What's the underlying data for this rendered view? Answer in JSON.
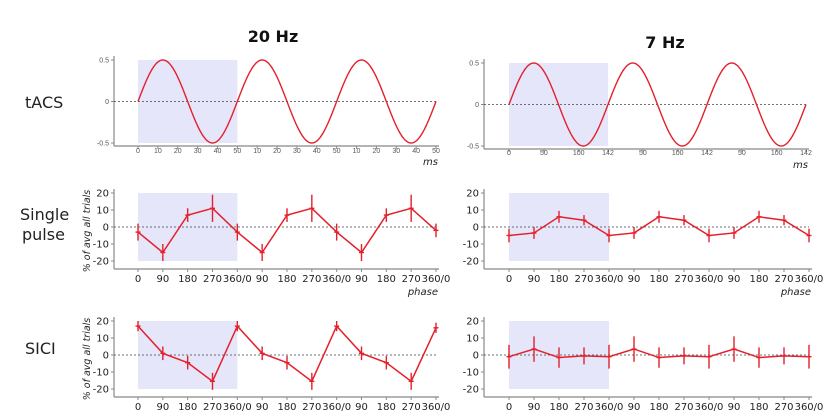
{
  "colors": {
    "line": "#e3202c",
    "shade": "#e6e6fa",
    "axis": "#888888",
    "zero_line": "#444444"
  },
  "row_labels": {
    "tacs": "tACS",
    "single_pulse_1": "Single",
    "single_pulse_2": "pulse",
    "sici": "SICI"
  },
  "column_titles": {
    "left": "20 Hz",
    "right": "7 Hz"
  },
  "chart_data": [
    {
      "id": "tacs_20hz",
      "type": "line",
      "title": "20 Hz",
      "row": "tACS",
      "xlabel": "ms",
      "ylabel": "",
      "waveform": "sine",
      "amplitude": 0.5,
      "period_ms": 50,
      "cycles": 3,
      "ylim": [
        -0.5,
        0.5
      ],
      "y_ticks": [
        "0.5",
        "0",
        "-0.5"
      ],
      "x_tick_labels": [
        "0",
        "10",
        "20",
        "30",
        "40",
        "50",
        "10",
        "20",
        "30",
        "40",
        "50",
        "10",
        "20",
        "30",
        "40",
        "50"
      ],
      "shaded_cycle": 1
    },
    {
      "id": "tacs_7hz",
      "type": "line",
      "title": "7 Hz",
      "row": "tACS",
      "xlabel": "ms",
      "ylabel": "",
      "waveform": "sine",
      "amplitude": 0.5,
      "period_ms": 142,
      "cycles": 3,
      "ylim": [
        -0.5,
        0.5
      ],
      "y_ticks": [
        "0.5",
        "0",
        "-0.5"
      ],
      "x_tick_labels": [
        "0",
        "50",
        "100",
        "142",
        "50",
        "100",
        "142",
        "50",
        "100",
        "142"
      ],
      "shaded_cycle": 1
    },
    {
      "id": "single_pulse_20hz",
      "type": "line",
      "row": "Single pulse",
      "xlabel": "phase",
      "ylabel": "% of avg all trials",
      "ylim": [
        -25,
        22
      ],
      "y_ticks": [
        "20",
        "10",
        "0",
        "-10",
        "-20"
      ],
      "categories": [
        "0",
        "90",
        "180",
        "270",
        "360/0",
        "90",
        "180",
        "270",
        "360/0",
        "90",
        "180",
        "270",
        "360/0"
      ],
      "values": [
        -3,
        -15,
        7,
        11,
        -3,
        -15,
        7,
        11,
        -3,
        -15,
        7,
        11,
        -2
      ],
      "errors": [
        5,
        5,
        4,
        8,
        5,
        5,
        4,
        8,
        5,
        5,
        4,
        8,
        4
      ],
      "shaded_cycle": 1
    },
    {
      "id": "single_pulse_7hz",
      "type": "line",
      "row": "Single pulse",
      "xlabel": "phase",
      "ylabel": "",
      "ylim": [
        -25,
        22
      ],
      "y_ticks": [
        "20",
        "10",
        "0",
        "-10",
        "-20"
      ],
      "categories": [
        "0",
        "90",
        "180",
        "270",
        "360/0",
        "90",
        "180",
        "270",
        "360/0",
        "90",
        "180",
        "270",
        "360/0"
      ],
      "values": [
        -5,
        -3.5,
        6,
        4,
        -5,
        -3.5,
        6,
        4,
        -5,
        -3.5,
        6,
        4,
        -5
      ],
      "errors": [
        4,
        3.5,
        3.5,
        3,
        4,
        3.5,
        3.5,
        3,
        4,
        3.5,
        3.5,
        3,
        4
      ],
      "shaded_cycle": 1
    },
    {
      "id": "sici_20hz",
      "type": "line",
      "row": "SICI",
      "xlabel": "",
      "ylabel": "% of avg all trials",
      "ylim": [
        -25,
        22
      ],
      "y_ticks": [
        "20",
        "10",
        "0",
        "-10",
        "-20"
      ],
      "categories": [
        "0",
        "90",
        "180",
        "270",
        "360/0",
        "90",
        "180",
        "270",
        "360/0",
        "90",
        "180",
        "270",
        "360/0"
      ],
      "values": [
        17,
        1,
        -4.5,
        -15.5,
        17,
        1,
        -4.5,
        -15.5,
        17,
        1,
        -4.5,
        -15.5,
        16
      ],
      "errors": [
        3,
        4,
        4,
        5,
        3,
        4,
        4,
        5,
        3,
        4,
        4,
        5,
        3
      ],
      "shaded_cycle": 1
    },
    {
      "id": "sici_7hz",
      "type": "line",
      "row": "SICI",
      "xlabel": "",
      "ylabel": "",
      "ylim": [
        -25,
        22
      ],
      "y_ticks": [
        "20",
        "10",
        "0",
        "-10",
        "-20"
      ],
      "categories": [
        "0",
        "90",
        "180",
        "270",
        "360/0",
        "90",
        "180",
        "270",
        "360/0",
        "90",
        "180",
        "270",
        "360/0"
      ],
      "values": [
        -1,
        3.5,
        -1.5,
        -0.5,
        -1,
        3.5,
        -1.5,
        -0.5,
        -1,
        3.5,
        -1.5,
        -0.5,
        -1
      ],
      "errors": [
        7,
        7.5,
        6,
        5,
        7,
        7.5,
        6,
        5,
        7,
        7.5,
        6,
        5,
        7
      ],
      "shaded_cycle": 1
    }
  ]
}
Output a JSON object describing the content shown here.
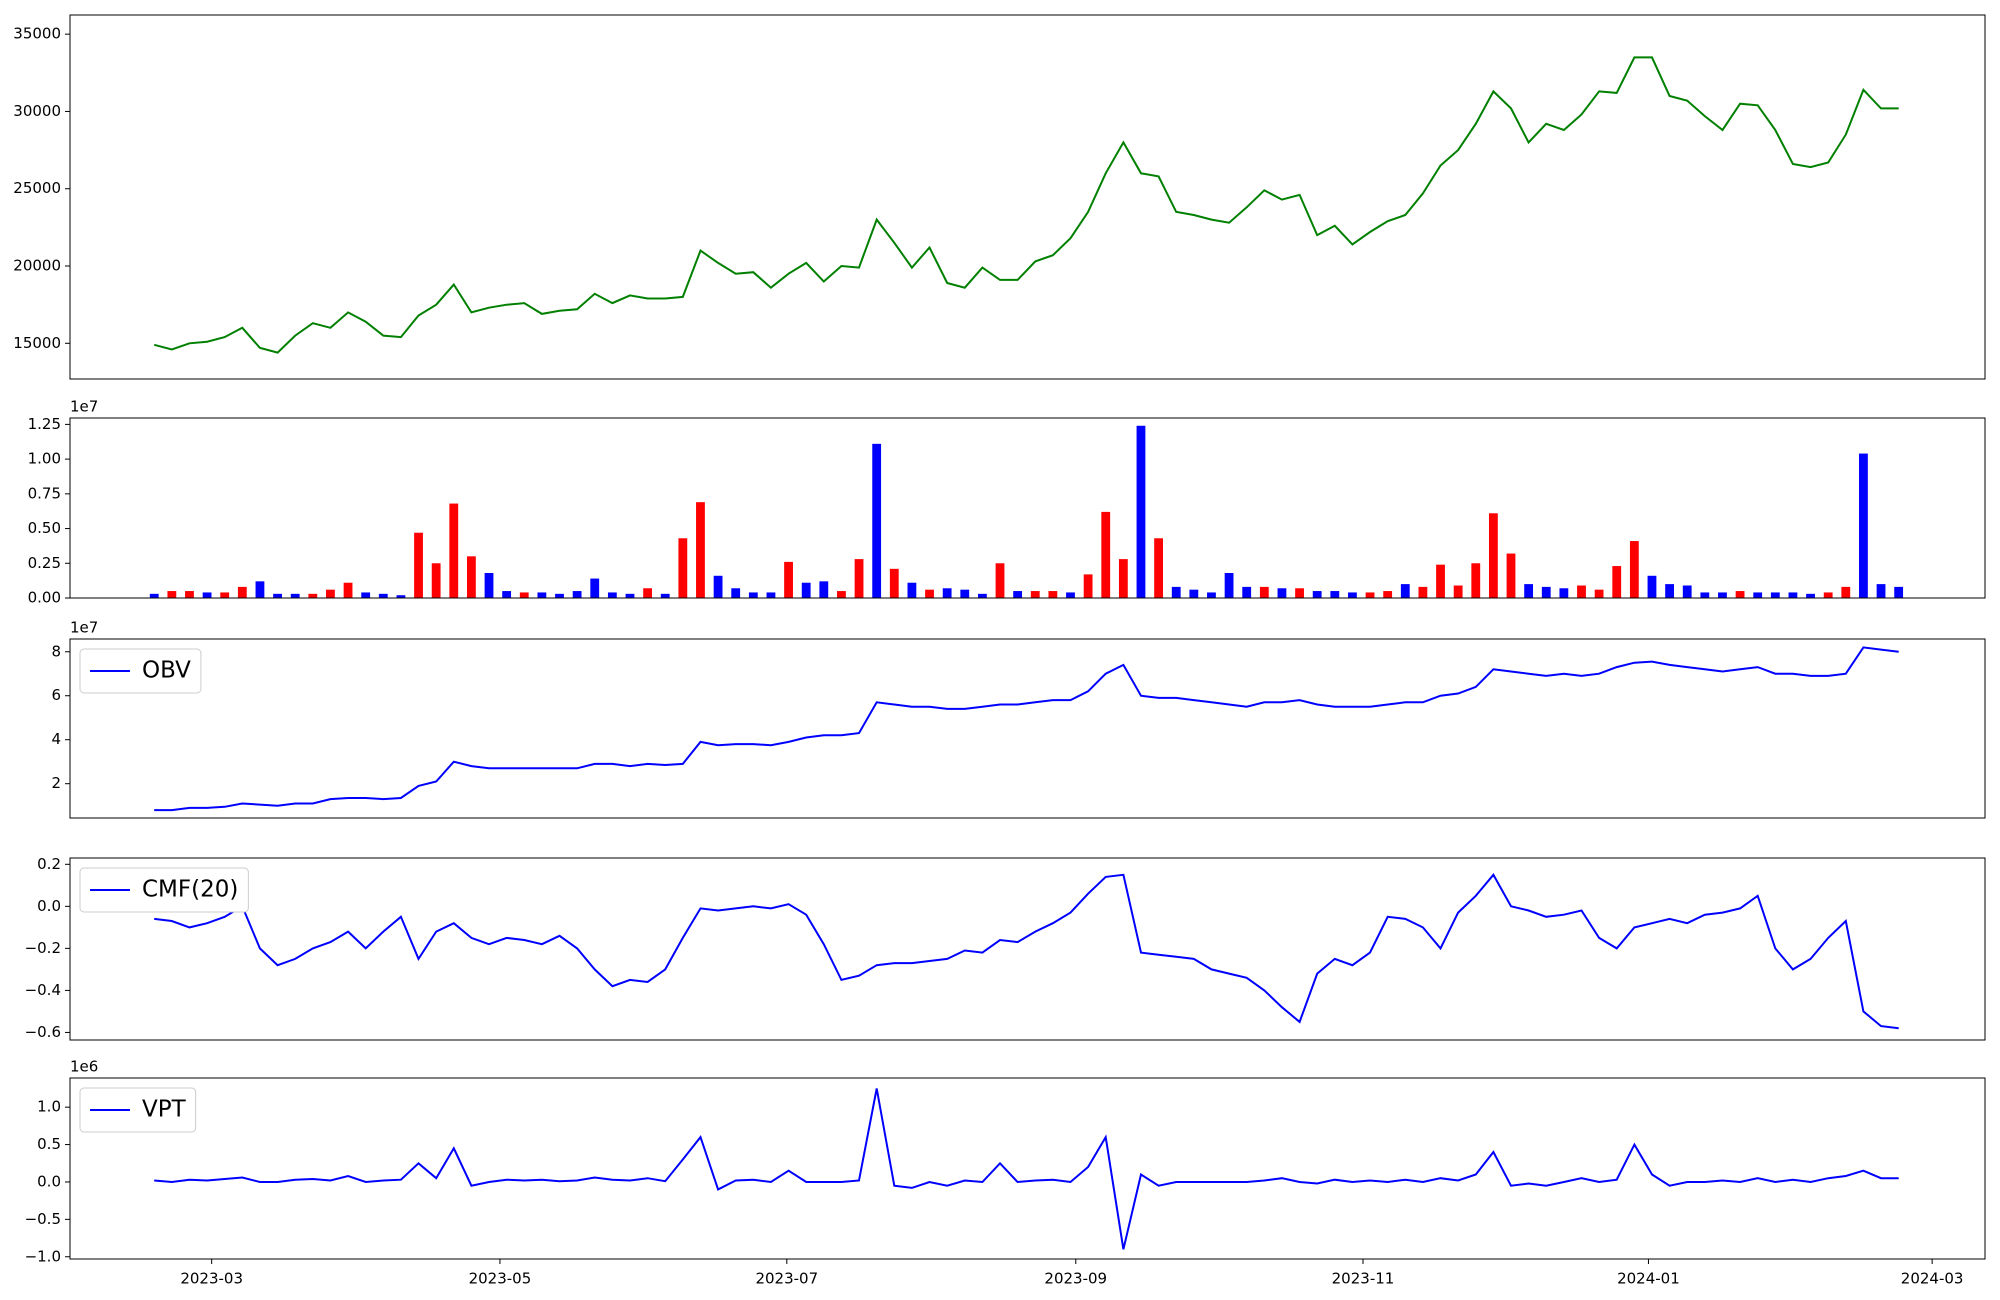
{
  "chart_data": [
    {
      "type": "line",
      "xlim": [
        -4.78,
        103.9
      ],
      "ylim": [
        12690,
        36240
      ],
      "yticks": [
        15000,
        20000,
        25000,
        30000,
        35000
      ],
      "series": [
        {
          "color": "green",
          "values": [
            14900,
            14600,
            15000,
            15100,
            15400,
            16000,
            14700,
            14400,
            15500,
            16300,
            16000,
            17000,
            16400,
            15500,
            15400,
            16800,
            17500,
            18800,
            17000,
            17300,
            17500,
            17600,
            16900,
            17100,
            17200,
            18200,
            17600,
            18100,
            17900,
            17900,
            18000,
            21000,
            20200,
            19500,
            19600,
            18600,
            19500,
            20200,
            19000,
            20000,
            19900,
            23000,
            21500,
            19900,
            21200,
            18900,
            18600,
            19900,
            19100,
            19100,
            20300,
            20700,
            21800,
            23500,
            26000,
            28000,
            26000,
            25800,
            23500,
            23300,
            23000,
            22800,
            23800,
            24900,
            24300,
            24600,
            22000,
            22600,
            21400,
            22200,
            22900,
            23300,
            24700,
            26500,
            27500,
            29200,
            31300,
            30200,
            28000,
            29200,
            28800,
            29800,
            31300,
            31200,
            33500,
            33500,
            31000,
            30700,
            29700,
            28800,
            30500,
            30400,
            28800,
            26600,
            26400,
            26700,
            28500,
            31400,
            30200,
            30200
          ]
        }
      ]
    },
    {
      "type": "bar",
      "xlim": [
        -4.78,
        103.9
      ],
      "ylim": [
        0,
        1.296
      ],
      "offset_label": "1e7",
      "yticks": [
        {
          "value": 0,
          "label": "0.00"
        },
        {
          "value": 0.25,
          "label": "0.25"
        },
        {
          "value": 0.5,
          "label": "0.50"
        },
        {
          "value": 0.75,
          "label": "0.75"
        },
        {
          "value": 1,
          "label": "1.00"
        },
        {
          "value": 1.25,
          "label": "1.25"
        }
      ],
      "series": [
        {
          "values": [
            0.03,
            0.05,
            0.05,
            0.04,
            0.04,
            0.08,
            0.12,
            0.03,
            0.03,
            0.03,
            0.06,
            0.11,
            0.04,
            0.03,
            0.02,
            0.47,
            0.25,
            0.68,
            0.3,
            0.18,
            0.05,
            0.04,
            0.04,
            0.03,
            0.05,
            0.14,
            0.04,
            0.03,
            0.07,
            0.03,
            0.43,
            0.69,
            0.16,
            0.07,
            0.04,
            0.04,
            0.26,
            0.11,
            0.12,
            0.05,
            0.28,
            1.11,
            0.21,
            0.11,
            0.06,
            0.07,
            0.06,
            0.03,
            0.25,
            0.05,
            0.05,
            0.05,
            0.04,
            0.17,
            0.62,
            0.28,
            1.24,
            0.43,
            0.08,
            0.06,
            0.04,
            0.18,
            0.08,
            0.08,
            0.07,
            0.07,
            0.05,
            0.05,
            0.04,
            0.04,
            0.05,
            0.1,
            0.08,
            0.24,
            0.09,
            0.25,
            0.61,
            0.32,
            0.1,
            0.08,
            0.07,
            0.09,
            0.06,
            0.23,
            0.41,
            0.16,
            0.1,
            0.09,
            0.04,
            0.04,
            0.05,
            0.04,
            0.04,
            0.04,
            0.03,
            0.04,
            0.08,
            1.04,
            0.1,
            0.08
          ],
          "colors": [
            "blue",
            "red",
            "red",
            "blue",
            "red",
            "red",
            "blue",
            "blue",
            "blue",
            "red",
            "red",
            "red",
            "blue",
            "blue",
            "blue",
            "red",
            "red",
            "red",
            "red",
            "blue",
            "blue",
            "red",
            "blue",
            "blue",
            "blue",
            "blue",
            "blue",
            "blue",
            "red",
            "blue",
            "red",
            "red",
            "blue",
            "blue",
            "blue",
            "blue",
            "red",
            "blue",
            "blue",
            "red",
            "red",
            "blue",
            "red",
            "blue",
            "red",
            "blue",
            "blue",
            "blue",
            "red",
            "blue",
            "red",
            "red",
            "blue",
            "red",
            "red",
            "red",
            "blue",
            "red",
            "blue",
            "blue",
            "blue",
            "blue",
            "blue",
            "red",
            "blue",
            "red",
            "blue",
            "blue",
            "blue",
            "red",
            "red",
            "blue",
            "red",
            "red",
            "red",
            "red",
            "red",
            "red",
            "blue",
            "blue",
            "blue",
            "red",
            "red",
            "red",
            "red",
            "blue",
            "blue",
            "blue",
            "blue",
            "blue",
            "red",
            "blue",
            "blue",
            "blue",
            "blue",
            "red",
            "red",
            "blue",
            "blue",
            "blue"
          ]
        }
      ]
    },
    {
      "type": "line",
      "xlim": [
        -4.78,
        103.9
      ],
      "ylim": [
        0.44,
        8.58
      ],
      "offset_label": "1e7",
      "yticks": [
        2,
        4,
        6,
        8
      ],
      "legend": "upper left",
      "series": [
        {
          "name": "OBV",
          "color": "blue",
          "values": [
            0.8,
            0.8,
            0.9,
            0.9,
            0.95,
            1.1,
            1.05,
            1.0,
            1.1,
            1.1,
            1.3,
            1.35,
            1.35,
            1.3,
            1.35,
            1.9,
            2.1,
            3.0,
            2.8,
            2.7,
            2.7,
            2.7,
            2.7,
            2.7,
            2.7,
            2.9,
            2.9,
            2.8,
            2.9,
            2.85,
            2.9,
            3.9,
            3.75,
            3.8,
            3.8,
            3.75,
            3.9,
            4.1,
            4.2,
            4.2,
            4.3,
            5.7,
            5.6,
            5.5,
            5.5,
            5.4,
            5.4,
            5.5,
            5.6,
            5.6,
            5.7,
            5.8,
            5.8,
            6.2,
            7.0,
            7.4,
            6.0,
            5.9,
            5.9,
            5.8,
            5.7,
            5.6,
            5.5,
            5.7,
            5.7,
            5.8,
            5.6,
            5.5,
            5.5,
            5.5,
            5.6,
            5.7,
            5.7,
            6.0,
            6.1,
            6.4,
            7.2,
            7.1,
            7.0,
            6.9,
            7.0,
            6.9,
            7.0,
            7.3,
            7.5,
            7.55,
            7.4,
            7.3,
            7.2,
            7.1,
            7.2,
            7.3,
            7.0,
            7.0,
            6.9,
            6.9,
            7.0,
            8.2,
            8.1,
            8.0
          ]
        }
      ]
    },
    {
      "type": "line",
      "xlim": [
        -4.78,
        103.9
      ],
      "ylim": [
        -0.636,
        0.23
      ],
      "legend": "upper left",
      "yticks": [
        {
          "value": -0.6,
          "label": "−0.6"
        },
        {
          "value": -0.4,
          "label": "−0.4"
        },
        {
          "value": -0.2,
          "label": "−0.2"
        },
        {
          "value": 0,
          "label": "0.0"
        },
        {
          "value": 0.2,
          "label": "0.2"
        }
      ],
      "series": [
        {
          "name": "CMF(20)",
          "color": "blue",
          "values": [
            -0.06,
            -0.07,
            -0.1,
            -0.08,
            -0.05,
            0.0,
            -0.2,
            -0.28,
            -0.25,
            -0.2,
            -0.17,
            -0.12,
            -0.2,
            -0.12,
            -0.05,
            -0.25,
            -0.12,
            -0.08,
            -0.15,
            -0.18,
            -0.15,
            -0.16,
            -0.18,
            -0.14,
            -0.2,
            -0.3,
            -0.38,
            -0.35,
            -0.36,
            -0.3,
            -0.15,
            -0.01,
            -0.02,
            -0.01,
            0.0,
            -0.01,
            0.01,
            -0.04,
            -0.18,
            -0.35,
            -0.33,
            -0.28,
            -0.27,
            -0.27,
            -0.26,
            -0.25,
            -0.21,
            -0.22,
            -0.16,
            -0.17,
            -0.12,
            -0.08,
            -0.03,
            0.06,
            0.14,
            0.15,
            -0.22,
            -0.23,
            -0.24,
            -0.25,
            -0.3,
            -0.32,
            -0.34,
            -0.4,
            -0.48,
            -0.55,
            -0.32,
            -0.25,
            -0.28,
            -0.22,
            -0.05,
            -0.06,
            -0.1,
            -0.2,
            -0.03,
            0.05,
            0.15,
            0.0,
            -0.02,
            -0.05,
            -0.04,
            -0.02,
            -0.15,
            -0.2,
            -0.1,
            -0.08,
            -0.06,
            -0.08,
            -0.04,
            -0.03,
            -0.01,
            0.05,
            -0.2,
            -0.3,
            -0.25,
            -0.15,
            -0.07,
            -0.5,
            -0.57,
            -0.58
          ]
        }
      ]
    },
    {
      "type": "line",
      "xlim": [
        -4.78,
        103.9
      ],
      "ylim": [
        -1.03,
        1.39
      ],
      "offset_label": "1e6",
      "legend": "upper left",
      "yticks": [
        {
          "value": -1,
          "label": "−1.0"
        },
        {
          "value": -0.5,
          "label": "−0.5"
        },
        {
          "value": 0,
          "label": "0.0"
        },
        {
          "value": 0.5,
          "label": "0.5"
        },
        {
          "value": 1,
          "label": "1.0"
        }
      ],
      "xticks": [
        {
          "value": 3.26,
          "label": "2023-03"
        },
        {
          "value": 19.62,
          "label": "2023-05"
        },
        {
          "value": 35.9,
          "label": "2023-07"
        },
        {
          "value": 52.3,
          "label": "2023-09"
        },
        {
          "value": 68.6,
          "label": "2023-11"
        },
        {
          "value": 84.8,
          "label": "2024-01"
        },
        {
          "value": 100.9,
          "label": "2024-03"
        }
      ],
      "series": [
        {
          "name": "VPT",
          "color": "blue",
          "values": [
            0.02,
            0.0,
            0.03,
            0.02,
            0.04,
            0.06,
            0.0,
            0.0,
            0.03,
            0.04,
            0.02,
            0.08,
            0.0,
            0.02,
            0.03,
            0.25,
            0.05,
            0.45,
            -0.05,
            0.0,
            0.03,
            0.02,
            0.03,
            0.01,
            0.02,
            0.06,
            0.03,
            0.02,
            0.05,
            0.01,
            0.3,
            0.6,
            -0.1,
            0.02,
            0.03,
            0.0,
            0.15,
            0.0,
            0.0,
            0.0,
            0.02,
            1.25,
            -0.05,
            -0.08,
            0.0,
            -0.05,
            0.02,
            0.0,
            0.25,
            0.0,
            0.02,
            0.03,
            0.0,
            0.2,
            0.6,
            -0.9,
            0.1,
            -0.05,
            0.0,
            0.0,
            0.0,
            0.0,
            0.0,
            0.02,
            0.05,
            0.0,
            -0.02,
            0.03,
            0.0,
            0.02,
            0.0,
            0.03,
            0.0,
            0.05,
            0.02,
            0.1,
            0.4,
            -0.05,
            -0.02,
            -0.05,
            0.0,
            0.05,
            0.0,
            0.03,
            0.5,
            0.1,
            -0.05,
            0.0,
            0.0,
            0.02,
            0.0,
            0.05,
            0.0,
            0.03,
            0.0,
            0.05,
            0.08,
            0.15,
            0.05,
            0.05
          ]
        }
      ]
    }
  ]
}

**********

◆ **Goal of the exercise**:
Look through the entries above. Extract each line with the word "JSON".

◆ **Solution for this exercise**:
What's the underlying data for this rendered view? Answer in JSON.
Output a JSON object describing the content shown here.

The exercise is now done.